* _Extracted entries_:
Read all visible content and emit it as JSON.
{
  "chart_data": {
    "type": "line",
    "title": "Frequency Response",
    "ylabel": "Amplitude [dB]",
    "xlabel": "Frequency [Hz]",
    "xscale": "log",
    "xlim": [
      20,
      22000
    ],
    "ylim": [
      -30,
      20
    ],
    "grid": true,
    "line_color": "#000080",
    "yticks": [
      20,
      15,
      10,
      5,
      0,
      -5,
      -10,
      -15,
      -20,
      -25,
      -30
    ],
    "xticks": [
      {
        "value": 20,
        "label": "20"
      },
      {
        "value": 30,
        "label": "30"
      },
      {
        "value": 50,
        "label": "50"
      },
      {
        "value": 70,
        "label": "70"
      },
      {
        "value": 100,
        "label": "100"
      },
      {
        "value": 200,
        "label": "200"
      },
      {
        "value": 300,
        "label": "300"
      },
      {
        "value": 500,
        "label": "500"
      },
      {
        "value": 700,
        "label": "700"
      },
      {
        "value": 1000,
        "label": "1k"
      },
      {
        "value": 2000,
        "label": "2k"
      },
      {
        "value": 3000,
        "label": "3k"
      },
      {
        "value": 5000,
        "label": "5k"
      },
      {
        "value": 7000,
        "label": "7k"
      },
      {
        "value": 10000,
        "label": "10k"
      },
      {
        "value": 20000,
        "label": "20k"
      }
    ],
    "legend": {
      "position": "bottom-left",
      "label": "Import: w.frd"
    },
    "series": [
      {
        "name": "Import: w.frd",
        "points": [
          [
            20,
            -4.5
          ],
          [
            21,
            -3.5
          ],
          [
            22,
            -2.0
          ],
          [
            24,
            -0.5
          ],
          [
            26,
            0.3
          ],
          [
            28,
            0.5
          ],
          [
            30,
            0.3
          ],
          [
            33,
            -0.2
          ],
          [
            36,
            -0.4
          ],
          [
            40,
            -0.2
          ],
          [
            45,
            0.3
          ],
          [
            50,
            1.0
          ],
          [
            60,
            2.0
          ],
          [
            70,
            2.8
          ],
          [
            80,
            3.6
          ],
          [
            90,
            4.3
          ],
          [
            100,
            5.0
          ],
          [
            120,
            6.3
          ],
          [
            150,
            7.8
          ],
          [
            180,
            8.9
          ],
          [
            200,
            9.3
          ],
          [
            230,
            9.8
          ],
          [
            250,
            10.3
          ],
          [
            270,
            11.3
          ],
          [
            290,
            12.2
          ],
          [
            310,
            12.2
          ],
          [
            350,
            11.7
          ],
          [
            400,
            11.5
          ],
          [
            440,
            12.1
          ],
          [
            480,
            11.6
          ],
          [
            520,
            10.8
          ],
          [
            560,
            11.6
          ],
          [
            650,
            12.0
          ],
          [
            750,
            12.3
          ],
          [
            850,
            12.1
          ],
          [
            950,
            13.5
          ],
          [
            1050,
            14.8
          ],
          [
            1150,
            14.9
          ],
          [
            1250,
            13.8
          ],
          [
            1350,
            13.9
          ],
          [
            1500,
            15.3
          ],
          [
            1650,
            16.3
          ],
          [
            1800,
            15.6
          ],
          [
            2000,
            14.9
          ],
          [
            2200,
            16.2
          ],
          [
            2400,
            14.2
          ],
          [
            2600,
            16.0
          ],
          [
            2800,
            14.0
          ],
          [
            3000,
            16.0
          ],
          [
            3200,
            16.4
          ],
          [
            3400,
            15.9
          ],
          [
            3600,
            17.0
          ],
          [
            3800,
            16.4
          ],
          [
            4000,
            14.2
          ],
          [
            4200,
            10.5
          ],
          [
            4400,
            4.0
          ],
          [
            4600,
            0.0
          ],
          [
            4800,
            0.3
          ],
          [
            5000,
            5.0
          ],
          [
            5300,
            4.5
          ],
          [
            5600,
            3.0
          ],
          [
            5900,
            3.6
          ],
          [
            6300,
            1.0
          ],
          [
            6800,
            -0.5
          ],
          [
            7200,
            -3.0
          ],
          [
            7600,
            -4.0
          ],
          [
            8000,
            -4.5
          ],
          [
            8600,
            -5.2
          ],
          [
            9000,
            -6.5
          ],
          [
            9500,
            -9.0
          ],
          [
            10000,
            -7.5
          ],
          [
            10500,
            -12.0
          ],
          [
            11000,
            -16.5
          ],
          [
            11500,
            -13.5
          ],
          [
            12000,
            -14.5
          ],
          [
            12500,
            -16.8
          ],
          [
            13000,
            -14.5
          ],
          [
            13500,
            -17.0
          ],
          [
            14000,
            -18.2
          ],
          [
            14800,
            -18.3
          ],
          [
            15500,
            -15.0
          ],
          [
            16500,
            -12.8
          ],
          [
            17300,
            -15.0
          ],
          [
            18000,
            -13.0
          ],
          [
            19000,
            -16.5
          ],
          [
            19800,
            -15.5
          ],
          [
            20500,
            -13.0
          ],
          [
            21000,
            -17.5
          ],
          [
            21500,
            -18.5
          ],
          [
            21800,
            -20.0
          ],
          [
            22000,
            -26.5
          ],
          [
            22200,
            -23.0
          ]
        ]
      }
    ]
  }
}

* _Requirement_:
Set down the listing above in full, please, exactly as it appears.

* _Correct response_:
Read all visible content and emit it as JSON.
{
  "chart_data": {
    "type": "line",
    "title": "Frequency Response",
    "ylabel": "Amplitude [dB]",
    "xlabel": "Frequency [Hz]",
    "xscale": "log",
    "xlim": [
      20,
      22000
    ],
    "ylim": [
      -30,
      20
    ],
    "grid": true,
    "line_color": "#000080",
    "yticks": [
      20,
      15,
      10,
      5,
      0,
      -5,
      -10,
      -15,
      -20,
      -25,
      -30
    ],
    "xticks": [
      {
        "value": 20,
        "label": "20"
      },
      {
        "value": 30,
        "label": "30"
      },
      {
        "value": 50,
        "label": "50"
      },
      {
        "value": 70,
        "label": "70"
      },
      {
        "value": 100,
        "label": "100"
      },
      {
        "value": 200,
        "label": "200"
      },
      {
        "value": 300,
        "label": "300"
      },
      {
        "value": 500,
        "label": "500"
      },
      {
        "value": 700,
        "label": "700"
      },
      {
        "value": 1000,
        "label": "1k"
      },
      {
        "value": 2000,
        "label": "2k"
      },
      {
        "value": 3000,
        "label": "3k"
      },
      {
        "value": 5000,
        "label": "5k"
      },
      {
        "value": 7000,
        "label": "7k"
      },
      {
        "value": 10000,
        "label": "10k"
      },
      {
        "value": 20000,
        "label": "20k"
      }
    ],
    "legend": {
      "position": "bottom-left",
      "label": "Import: w.frd"
    },
    "series": [
      {
        "name": "Import: w.frd",
        "points": [
          [
            20,
            -4.5
          ],
          [
            21,
            -3.5
          ],
          [
            22,
            -2.0
          ],
          [
            24,
            -0.5
          ],
          [
            26,
            0.3
          ],
          [
            28,
            0.5
          ],
          [
            30,
            0.3
          ],
          [
            33,
            -0.2
          ],
          [
            36,
            -0.4
          ],
          [
            40,
            -0.2
          ],
          [
            45,
            0.3
          ],
          [
            50,
            1.0
          ],
          [
            60,
            2.0
          ],
          [
            70,
            2.8
          ],
          [
            80,
            3.6
          ],
          [
            90,
            4.3
          ],
          [
            100,
            5.0
          ],
          [
            120,
            6.3
          ],
          [
            150,
            7.8
          ],
          [
            180,
            8.9
          ],
          [
            200,
            9.3
          ],
          [
            230,
            9.8
          ],
          [
            250,
            10.3
          ],
          [
            270,
            11.3
          ],
          [
            290,
            12.2
          ],
          [
            310,
            12.2
          ],
          [
            350,
            11.7
          ],
          [
            400,
            11.5
          ],
          [
            440,
            12.1
          ],
          [
            480,
            11.6
          ],
          [
            520,
            10.8
          ],
          [
            560,
            11.6
          ],
          [
            650,
            12.0
          ],
          [
            750,
            12.3
          ],
          [
            850,
            12.1
          ],
          [
            950,
            13.5
          ],
          [
            1050,
            14.8
          ],
          [
            1150,
            14.9
          ],
          [
            1250,
            13.8
          ],
          [
            1350,
            13.9
          ],
          [
            1500,
            15.3
          ],
          [
            1650,
            16.3
          ],
          [
            1800,
            15.6
          ],
          [
            2000,
            14.9
          ],
          [
            2200,
            16.2
          ],
          [
            2400,
            14.2
          ],
          [
            2600,
            16.0
          ],
          [
            2800,
            14.0
          ],
          [
            3000,
            16.0
          ],
          [
            3200,
            16.4
          ],
          [
            3400,
            15.9
          ],
          [
            3600,
            17.0
          ],
          [
            3800,
            16.4
          ],
          [
            4000,
            14.2
          ],
          [
            4200,
            10.5
          ],
          [
            4400,
            4.0
          ],
          [
            4600,
            0.0
          ],
          [
            4800,
            0.3
          ],
          [
            5000,
            5.0
          ],
          [
            5300,
            4.5
          ],
          [
            5600,
            3.0
          ],
          [
            5900,
            3.6
          ],
          [
            6300,
            1.0
          ],
          [
            6800,
            -0.5
          ],
          [
            7200,
            -3.0
          ],
          [
            7600,
            -4.0
          ],
          [
            8000,
            -4.5
          ],
          [
            8600,
            -5.2
          ],
          [
            9000,
            -6.5
          ],
          [
            9500,
            -9.0
          ],
          [
            10000,
            -7.5
          ],
          [
            10500,
            -12.0
          ],
          [
            11000,
            -16.5
          ],
          [
            11500,
            -13.5
          ],
          [
            12000,
            -14.5
          ],
          [
            12500,
            -16.8
          ],
          [
            13000,
            -14.5
          ],
          [
            13500,
            -17.0
          ],
          [
            14000,
            -18.2
          ],
          [
            14800,
            -18.3
          ],
          [
            15500,
            -15.0
          ],
          [
            16500,
            -12.8
          ],
          [
            17300,
            -15.0
          ],
          [
            18000,
            -13.0
          ],
          [
            19000,
            -16.5
          ],
          [
            19800,
            -15.5
          ],
          [
            20500,
            -13.0
          ],
          [
            21000,
            -17.5
          ],
          [
            21500,
            -18.5
          ],
          [
            21800,
            -20.0
          ],
          [
            22000,
            -26.5
          ],
          [
            22200,
            -23.0
          ]
        ]
      }
    ]
  }
}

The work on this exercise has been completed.